● **What is asked**: Below are some records; return each one exactly.

-- START OF Data supplied --

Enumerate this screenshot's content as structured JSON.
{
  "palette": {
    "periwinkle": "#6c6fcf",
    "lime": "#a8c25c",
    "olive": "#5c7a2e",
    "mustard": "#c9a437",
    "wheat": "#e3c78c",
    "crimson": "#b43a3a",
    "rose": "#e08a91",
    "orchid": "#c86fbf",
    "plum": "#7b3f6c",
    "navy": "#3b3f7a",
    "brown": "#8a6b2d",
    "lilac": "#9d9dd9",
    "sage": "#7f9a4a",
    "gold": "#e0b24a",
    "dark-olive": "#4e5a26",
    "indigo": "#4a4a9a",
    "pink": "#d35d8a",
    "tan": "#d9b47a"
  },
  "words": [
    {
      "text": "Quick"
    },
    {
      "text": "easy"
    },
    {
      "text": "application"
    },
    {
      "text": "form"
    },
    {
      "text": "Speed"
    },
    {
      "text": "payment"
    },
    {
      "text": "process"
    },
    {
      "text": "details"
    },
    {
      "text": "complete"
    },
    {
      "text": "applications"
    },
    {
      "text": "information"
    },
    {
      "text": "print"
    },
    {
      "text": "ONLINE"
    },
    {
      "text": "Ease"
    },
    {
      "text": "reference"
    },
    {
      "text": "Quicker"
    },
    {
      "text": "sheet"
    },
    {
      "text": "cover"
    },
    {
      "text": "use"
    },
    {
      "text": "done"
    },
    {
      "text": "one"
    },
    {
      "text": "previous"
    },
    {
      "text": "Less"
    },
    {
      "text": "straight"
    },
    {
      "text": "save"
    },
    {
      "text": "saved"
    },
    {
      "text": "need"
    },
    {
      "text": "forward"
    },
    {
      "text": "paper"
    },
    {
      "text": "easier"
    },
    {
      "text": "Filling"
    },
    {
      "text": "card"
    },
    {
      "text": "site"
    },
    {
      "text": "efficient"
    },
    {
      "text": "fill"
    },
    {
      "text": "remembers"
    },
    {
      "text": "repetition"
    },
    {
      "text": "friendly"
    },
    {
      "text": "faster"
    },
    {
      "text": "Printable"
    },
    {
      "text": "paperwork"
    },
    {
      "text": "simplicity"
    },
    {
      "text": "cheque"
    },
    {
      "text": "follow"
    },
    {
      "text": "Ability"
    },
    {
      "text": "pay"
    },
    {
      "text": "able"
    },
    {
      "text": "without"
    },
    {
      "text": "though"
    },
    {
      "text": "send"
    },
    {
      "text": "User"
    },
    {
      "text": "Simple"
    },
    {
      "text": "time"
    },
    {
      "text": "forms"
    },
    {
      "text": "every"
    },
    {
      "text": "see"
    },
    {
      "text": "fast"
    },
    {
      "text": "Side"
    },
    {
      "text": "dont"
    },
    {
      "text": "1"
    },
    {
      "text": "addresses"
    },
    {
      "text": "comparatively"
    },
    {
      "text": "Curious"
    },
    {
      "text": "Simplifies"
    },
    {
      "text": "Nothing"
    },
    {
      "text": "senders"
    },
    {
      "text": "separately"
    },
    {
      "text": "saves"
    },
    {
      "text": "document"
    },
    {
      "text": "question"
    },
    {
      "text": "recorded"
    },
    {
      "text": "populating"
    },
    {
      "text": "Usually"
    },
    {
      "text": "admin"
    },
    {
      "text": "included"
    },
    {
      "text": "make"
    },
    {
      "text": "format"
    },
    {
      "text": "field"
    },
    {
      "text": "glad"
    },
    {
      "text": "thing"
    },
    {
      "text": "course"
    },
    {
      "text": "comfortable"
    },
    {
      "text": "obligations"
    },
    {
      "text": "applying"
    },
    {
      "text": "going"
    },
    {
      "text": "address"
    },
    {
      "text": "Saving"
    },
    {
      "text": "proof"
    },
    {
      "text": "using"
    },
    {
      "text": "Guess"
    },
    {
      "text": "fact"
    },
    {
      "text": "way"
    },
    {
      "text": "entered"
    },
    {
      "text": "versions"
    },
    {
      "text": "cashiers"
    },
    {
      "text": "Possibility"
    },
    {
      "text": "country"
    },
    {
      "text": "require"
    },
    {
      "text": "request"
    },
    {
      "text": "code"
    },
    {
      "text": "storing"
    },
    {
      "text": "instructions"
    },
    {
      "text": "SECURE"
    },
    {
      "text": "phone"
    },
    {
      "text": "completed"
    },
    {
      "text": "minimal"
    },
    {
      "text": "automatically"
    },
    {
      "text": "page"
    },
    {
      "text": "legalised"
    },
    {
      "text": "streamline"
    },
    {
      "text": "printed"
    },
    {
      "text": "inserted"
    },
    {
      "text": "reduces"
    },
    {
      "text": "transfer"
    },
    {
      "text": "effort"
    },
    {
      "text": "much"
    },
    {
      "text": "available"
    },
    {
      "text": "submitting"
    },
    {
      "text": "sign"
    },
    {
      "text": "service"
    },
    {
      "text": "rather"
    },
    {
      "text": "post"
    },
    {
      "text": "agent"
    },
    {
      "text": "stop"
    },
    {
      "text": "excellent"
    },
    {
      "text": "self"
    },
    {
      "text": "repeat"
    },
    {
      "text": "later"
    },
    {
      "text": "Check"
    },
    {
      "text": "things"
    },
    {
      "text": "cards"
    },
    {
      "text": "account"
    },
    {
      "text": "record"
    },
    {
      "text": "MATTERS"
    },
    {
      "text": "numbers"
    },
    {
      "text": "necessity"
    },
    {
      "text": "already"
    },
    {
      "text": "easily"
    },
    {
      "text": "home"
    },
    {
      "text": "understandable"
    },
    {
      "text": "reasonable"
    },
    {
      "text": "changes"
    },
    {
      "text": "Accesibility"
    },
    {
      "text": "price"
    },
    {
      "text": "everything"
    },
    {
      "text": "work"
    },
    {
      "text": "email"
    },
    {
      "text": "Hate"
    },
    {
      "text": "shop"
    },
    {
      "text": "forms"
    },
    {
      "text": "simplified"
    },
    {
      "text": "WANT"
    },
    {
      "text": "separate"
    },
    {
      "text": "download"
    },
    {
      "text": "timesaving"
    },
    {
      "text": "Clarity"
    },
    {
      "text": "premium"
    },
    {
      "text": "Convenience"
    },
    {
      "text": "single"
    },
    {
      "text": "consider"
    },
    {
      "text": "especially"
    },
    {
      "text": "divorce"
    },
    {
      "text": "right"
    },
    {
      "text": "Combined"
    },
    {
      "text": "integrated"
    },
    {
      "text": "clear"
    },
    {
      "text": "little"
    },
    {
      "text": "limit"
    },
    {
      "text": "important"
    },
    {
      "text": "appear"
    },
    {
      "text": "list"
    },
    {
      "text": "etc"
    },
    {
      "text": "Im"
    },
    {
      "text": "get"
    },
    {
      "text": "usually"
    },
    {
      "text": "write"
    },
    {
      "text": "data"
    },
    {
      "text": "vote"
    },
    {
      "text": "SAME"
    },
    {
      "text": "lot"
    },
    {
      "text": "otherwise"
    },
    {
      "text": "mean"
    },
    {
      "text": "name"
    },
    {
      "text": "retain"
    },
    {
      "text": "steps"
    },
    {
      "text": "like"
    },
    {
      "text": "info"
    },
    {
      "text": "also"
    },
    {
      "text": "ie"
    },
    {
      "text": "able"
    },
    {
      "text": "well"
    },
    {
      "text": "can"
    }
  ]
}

-- END OF Data supplied --

● **Complete answer**:
Enumerate this screenshot's content as structured JSON.
{
  "palette": {
    "periwinkle": "#6c6fcf",
    "lime": "#a8c25c",
    "olive": "#5c7a2e",
    "mustard": "#c9a437",
    "wheat": "#e3c78c",
    "crimson": "#b43a3a",
    "rose": "#e08a91",
    "orchid": "#c86fbf",
    "plum": "#7b3f6c",
    "navy": "#3b3f7a",
    "brown": "#8a6b2d",
    "lilac": "#9d9dd9",
    "sage": "#7f9a4a",
    "gold": "#e0b24a",
    "dark-olive": "#4e5a26",
    "indigo": "#4a4a9a",
    "pink": "#d35d8a",
    "tan": "#d9b47a"
  },
  "words": [
    {
      "text": "Quick"
    },
    {
      "text": "easy"
    },
    {
      "text": "application"
    },
    {
      "text": "form"
    },
    {
      "text": "Speed"
    },
    {
      "text": "payment"
    },
    {
      "text": "process"
    },
    {
      "text": "details"
    },
    {
      "text": "complete"
    },
    {
      "text": "applications"
    },
    {
      "text": "information"
    },
    {
      "text": "print"
    },
    {
      "text": "ONLINE"
    },
    {
      "text": "Ease"
    },
    {
      "text": "reference"
    },
    {
      "text": "Quicker"
    },
    {
      "text": "sheet"
    },
    {
      "text": "cover"
    },
    {
      "text": "use"
    },
    {
      "text": "done"
    },
    {
      "text": "one"
    },
    {
      "text": "previous"
    },
    {
      "text": "Less"
    },
    {
      "text": "straight"
    },
    {
      "text": "save"
    },
    {
      "text": "saved"
    },
    {
      "text": "need"
    },
    {
      "text": "forward"
    },
    {
      "text": "paper"
    },
    {
      "text": "easier"
    },
    {
      "text": "Filling"
    },
    {
      "text": "card"
    },
    {
      "text": "site"
    },
    {
      "text": "efficient"
    },
    {
      "text": "fill"
    },
    {
      "text": "remembers"
    },
    {
      "text": "repetition"
    },
    {
      "text": "friendly"
    },
    {
      "text": "faster"
    },
    {
      "text": "Printable"
    },
    {
      "text": "paperwork"
    },
    {
      "text": "simplicity"
    },
    {
      "text": "cheque"
    },
    {
      "text": "follow"
    },
    {
      "text": "Ability"
    },
    {
      "text": "pay"
    },
    {
      "text": "able"
    },
    {
      "text": "without"
    },
    {
      "text": "though"
    },
    {
      "text": "send"
    },
    {
      "text": "User"
    },
    {
      "text": "Simple"
    },
    {
      "text": "time"
    },
    {
      "text": "forms"
    },
    {
      "text": "every"
    },
    {
      "text": "see"
    },
    {
      "text": "fast"
    },
    {
      "text": "Side"
    },
    {
      "text": "dont"
    },
    {
      "text": "1"
    },
    {
      "text": "addresses"
    },
    {
      "text": "comparatively"
    },
    {
      "text": "Curious"
    },
    {
      "text": "Simplifies"
    },
    {
      "text": "Nothing"
    },
    {
      "text": "senders"
    },
    {
      "text": "separately"
    },
    {
      "text": "saves"
    },
    {
      "text": "document"
    },
    {
      "text": "question"
    },
    {
      "text": "recorded"
    },
    {
      "text": "populating"
    },
    {
      "text": "Usually"
    },
    {
      "text": "admin"
    },
    {
      "text": "included"
    },
    {
      "text": "make"
    },
    {
      "text": "format"
    },
    {
      "text": "field"
    },
    {
      "text": "glad"
    },
    {
      "text": "thing"
    },
    {
      "text": "course"
    },
    {
      "text": "comfortable"
    },
    {
      "text": "obligations"
    },
    {
      "text": "applying"
    },
    {
      "text": "going"
    },
    {
      "text": "address"
    },
    {
      "text": "Saving"
    },
    {
      "text": "proof"
    },
    {
      "text": "using"
    },
    {
      "text": "Guess"
    },
    {
      "text": "fact"
    },
    {
      "text": "way"
    },
    {
      "text": "entered"
    },
    {
      "text": "versions"
    },
    {
      "text": "cashiers"
    },
    {
      "text": "Possibility"
    },
    {
      "text": "country"
    },
    {
      "text": "require"
    },
    {
      "text": "request"
    },
    {
      "text": "code"
    },
    {
      "text": "storing"
    },
    {
      "text": "instructions"
    },
    {
      "text": "SECURE"
    },
    {
      "text": "phone"
    },
    {
      "text": "completed"
    },
    {
      "text": "minimal"
    },
    {
      "text": "automatically"
    },
    {
      "text": "page"
    },
    {
      "text": "legalised"
    },
    {
      "text": "streamline"
    },
    {
      "text": "printed"
    },
    {
      "text": "inserted"
    },
    {
      "text": "reduces"
    },
    {
      "text": "transfer"
    },
    {
      "text": "effort"
    },
    {
      "text": "much"
    },
    {
      "text": "available"
    },
    {
      "text": "submitting"
    },
    {
      "text": "sign"
    },
    {
      "text": "service"
    },
    {
      "text": "rather"
    },
    {
      "text": "post"
    },
    {
      "text": "agent"
    },
    {
      "text": "stop"
    },
    {
      "text": "excellent"
    },
    {
      "text": "self"
    },
    {
      "text": "repeat"
    },
    {
      "text": "later"
    },
    {
      "text": "Check"
    },
    {
      "text": "things"
    },
    {
      "text": "cards"
    },
    {
      "text": "account"
    },
    {
      "text": "record"
    },
    {
      "text": "MATTERS"
    },
    {
      "text": "numbers"
    },
    {
      "text": "necessity"
    },
    {
      "text": "already"
    },
    {
      "text": "easily"
    },
    {
      "text": "home"
    },
    {
      "text": "understandable"
    },
    {
      "text": "reasonable"
    },
    {
      "text": "changes"
    },
    {
      "text": "Accesibility"
    },
    {
      "text": "price"
    },
    {
      "text": "everything"
    },
    {
      "text": "work"
    },
    {
      "text": "email"
    },
    {
      "text": "Hate"
    },
    {
      "text": "shop"
    },
    {
      "text": "forms"
    },
    {
      "text": "simplified"
    },
    {
      "text": "WANT"
    },
    {
      "text": "separate"
    },
    {
      "text": "download"
    },
    {
      "text": "timesaving"
    },
    {
      "text": "Clarity"
    },
    {
      "text": "premium"
    },
    {
      "text": "Convenience"
    },
    {
      "text": "single"
    },
    {
      "text": "consider"
    },
    {
      "text": "especially"
    },
    {
      "text": "divorce"
    },
    {
      "text": "right"
    },
    {
      "text": "Combined"
    },
    {
      "text": "integrated"
    },
    {
      "text": "clear"
    },
    {
      "text": "little"
    },
    {
      "text": "limit"
    },
    {
      "text": "important"
    },
    {
      "text": "appear"
    },
    {
      "text": "list"
    },
    {
      "text": "etc"
    },
    {
      "text": "Im"
    },
    {
      "text": "get"
    },
    {
      "text": "usually"
    },
    {
      "text": "write"
    },
    {
      "text": "data"
    },
    {
      "text": "vote"
    },
    {
      "text": "SAME"
    },
    {
      "text": "lot"
    },
    {
      "text": "otherwise"
    },
    {
      "text": "mean"
    },
    {
      "text": "name"
    },
    {
      "text": "retain"
    },
    {
      "text": "steps"
    },
    {
      "text": "like"
    },
    {
      "text": "info"
    },
    {
      "text": "also"
    },
    {
      "text": "ie"
    },
    {
      "text": "able"
    },
    {
      "text": "well"
    },
    {
      "text": "can"
    }
  ]
}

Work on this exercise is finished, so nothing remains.